>> begin EXTRACT TO READ
- Born: Brian Ernest Austin Brown 29 December 1933 Melbourne, Victoria, Australia
- Died: 28 January 2013 (aged 79) Melbourne, Victoria, Australia
- Genres: Jazz
- Occupations: Musician; educator; composer;
- Instruments: Soprano; tenor saxophones; flutes; synthesizers; panpipes; leather bowhorn;
- Years active: 1955–1998
- Spouse: Ros McMillan
- Website: brianbrown.com.au

= Brian Brown (musician) =

Australian musician

Brian Ernest Austin Brown OAM (29 December 1933 – 28 January 2013) was an Australian jazz musician and educator. He played the soprano and tenor saxophones, flutes, synthesisers (including the WX5 wind synthesiser), panpipes and a leather bowhorn (designed by Garry Greenwood). In 1993 Brown was awarded the Order of Australia for service to the performing arts as a jazz performer, educator and composer.
>> end EXTRACT TO READ
(DIRECTION A):
Reproduce the part of the Brian Brown biography that starts with the words containing "Brian Ernest Austin Brown OAM" and ends with "educator and composer.".
(DIRECTION B):
Pick up the Brian Brown biography after its final sentence and keep writing it.
The data after the Brian Brown biography has no role here.
>> begin ENTRIES PROVIDED
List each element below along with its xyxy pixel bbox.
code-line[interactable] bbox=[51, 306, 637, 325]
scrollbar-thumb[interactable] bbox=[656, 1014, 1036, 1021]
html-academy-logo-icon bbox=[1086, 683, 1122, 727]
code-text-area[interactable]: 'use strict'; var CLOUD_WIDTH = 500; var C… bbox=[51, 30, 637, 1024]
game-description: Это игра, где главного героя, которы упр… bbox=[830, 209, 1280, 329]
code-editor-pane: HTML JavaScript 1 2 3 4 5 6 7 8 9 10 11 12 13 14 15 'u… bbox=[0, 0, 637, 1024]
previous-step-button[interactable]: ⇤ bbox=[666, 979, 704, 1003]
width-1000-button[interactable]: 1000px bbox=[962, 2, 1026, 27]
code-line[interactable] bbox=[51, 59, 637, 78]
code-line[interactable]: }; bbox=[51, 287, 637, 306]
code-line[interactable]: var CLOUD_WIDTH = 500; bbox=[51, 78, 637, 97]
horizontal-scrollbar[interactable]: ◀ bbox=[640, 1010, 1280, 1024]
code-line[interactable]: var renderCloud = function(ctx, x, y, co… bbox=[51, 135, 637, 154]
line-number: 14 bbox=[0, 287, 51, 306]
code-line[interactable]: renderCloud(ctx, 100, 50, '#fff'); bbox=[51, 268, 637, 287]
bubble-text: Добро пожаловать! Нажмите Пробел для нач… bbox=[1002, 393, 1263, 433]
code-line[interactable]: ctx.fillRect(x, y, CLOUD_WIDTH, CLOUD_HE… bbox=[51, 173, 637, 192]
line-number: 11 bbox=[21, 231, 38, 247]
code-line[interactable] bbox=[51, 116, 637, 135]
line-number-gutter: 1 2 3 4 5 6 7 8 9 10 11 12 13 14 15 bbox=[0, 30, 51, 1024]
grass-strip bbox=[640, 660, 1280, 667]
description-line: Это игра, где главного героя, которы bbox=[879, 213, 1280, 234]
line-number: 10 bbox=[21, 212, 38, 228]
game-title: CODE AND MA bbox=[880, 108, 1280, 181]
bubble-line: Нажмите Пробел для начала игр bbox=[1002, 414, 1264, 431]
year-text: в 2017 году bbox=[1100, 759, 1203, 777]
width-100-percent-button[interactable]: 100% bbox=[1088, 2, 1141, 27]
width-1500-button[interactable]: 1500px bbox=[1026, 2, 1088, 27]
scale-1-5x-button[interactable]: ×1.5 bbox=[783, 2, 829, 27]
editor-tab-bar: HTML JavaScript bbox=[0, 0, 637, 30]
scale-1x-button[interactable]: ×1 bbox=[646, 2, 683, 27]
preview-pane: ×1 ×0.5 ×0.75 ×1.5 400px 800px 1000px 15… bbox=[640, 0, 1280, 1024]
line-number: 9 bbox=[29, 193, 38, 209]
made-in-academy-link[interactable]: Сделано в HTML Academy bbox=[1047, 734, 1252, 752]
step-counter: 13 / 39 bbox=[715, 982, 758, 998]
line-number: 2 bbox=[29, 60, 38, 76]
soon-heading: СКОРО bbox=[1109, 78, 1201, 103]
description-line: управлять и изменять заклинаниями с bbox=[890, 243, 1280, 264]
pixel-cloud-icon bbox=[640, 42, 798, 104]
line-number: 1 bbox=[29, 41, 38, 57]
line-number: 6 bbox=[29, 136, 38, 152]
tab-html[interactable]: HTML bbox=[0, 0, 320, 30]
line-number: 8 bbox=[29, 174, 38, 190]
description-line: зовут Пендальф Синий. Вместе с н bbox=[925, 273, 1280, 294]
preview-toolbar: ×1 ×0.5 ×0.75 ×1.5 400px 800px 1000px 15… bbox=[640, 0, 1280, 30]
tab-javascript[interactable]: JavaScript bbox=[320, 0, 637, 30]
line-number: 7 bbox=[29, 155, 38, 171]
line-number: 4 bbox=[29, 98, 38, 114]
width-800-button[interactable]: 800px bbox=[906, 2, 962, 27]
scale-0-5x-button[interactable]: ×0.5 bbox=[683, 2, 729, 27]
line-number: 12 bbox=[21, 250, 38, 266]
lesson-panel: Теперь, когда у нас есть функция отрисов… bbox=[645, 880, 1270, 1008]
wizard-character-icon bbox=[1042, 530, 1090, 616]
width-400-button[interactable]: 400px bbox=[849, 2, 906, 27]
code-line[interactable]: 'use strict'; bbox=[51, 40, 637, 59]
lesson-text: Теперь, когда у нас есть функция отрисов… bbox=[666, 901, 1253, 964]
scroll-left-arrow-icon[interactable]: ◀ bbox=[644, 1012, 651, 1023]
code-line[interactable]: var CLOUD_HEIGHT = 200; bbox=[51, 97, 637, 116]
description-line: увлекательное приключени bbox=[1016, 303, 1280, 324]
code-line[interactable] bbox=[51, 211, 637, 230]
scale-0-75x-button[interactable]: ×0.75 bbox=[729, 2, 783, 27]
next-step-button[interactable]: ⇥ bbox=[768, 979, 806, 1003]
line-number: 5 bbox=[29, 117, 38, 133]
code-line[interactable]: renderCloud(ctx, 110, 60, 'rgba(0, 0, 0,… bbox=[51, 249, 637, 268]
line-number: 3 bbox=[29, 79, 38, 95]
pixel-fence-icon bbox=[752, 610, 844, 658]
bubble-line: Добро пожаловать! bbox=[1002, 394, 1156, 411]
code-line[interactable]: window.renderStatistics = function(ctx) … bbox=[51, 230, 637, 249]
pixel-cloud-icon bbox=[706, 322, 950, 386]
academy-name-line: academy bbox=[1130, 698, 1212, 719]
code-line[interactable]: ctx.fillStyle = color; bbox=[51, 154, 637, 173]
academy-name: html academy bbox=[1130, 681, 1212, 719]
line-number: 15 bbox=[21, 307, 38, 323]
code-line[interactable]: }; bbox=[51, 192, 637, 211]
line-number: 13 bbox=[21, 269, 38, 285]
>> end ENTRIES PROVIDED
(WRITTEN REPLY A):
Brian Ernest Austin Brown OAM (29 December 1933 – 28 January 2013) was an Australian jazz musician and educator. He played the soprano and tenor saxophones, flutes, synthesisers (including the WX5 wind synthesiser), panpipes and a leather bowhorn (designed by Garry Greenwood). In 1993 Brown was awarded the Order of Australia for service to the performing arts as a jazz performer, educator and composer.

(WRITTEN REPLY B):
==Biography==

Brian Brown was born in Melbourne. He performed as a soloist and led his own ensembles since the mid-1950s throughout Australia and in Scandinavia, United States, Japan, United Kingdom, Italy, Spain, the Netherlands, Brunei and Germany. He played only original music. A self-taught player who emerged in the 1950s as a leading figure in Australia and remained prominent through to the 1980s. According to AllMusic's Ron Wynn, "Brown was one of first Australian musicians to develop a reputation for highly personal, individualistic style that was intense, lyrical and not simple imitation of an American great."

In early 1956 Brown returned to Melbourne from Europe and formed a new Hard Bop band with like-minded players – drummer Stewie Speer, trumpeter Keith Hounslow, schoolboy pianist Dave Martin and bassist Barry Buckley. The Brian Brown Quintet were regulars at Horst Liepolt's influential Jazz Centre 44 in St Kilda, which operated from 1955 to 1960. The band were enthusiastic ambassadors for bop, introducing Melburnians to a musical style which was still largely unheard in Australia.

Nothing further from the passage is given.